Figure record listings
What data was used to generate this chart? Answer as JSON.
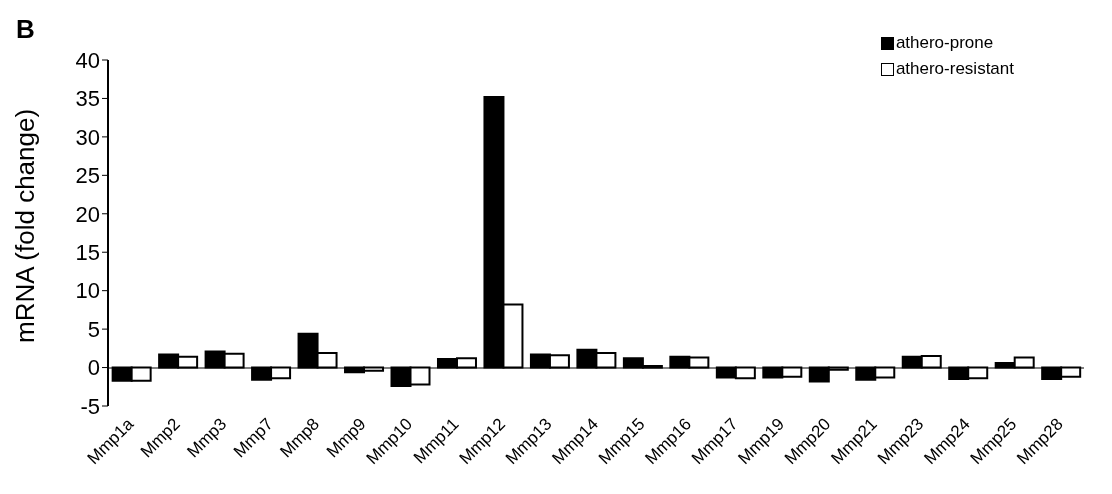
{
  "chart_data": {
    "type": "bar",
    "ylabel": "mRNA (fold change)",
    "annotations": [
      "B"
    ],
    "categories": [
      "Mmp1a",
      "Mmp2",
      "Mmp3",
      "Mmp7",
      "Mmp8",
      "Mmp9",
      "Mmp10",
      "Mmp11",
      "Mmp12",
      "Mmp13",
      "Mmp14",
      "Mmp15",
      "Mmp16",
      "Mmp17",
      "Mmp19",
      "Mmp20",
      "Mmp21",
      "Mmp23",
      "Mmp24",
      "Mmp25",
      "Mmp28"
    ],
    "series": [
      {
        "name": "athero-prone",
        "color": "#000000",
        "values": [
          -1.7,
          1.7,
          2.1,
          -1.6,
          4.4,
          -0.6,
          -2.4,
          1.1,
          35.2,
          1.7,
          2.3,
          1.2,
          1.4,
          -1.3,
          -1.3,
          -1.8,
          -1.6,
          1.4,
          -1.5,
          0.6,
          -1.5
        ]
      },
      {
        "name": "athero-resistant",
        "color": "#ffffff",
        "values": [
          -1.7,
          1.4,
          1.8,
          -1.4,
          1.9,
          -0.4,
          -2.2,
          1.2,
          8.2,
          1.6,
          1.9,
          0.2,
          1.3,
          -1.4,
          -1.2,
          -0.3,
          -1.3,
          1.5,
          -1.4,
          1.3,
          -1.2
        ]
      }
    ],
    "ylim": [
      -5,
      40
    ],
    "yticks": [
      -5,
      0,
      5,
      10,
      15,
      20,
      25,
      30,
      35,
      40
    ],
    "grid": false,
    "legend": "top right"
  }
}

# What this task involves
Return each line from the entries above that includes "athero".

# Result
        "name": "athero-prone",
        "name": "athero-resistant",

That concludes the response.